(Task goal) Pull out from the material below all lines with "Support".

START Extracted data

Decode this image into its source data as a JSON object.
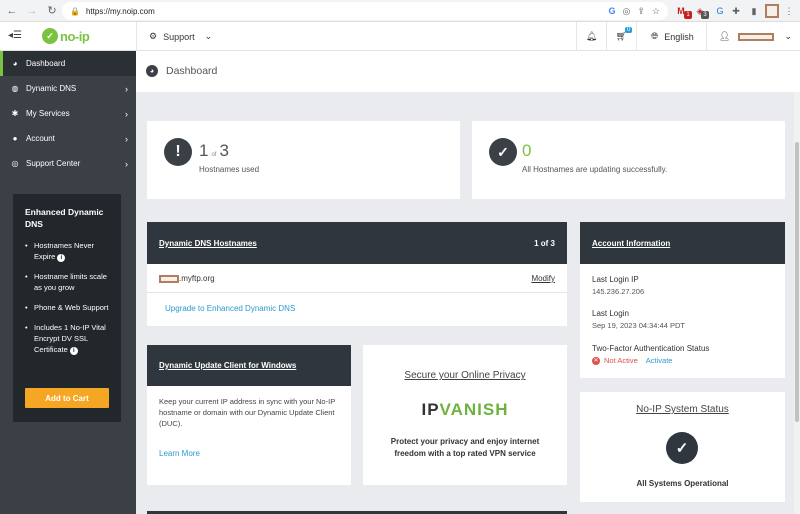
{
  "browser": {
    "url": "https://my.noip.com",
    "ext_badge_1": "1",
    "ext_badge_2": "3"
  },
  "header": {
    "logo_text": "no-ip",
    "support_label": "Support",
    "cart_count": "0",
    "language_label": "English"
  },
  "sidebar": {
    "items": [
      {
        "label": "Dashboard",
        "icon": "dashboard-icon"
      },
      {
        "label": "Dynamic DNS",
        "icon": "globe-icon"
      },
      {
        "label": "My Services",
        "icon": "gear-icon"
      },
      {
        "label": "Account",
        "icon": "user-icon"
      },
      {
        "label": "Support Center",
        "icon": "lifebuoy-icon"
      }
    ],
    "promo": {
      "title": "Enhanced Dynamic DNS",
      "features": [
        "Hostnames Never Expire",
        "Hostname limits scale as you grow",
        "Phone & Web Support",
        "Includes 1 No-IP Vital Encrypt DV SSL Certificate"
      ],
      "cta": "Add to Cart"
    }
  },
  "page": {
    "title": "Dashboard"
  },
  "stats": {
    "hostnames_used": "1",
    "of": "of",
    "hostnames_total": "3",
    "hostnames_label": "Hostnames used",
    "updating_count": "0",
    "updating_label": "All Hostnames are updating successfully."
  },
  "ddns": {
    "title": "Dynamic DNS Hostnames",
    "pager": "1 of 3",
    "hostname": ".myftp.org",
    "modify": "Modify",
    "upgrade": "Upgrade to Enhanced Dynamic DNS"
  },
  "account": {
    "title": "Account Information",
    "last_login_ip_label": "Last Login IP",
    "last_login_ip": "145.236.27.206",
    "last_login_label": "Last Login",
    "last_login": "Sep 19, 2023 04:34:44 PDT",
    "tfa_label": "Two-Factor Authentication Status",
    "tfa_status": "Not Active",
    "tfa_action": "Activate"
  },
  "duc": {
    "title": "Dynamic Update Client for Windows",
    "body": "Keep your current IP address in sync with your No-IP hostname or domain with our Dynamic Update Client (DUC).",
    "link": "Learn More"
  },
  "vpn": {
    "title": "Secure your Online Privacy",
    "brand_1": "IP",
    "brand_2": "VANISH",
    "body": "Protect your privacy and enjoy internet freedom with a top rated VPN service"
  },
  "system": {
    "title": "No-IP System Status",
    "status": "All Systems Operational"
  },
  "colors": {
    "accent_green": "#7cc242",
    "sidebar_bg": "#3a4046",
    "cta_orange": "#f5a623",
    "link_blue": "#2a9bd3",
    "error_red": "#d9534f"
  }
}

END Extracted data
START Extracted data

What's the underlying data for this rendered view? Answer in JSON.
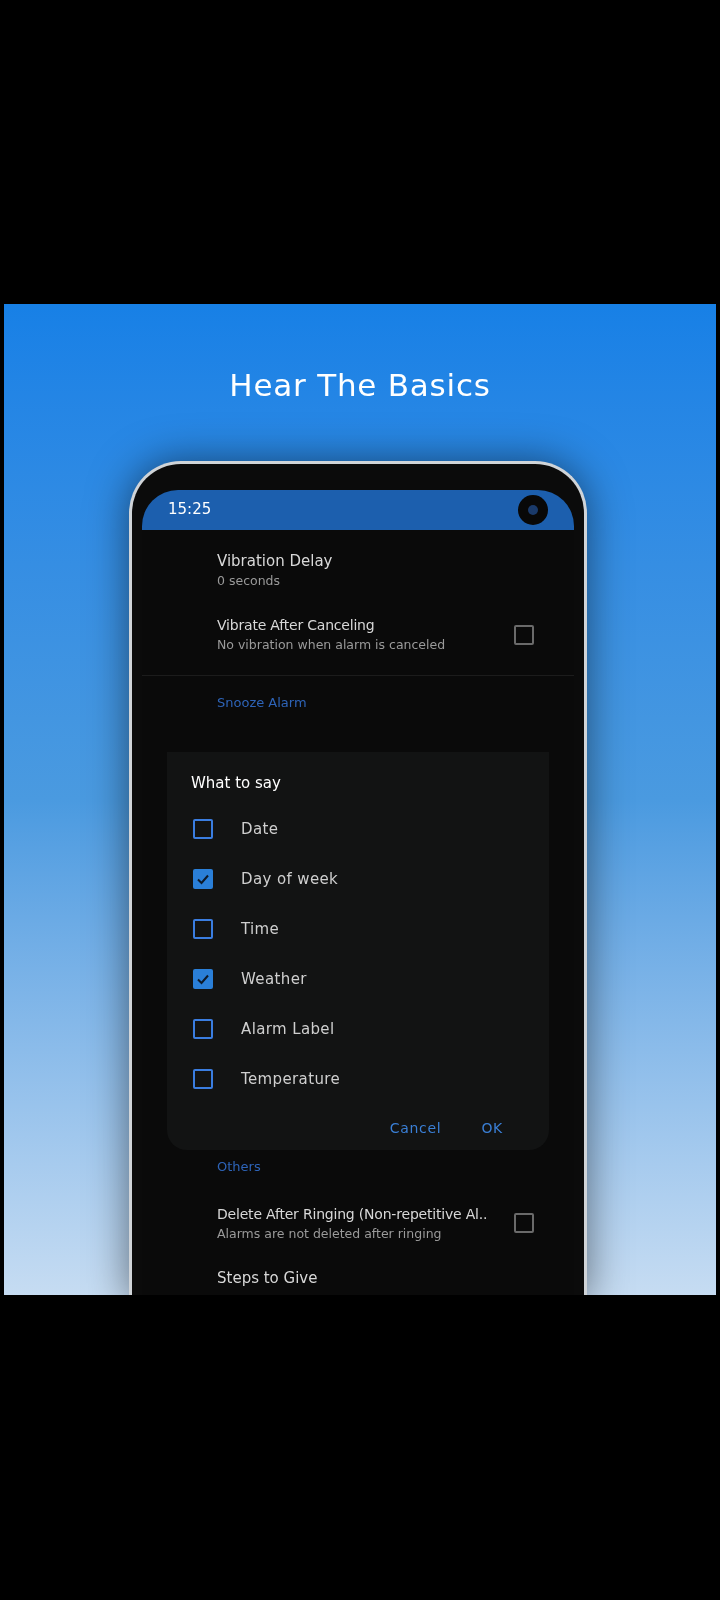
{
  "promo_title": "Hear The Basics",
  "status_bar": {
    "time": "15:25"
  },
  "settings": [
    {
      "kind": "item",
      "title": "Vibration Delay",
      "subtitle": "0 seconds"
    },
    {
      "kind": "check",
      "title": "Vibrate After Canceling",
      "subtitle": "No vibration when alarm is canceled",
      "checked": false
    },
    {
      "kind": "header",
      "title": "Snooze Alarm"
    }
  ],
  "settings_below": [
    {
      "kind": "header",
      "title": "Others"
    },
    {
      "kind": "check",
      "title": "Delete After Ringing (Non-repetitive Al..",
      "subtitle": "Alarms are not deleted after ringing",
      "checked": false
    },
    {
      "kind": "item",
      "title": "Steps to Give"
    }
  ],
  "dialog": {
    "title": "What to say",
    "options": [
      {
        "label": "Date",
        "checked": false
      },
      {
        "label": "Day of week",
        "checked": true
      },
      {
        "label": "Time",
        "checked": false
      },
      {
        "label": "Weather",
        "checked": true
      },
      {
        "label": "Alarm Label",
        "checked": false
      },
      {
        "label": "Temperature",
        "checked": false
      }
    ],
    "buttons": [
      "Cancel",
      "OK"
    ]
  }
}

END Extracted data

(Solution for this task)
    "support_label": "Support",
        "label": "Support Center",
        "Phone & Web Support",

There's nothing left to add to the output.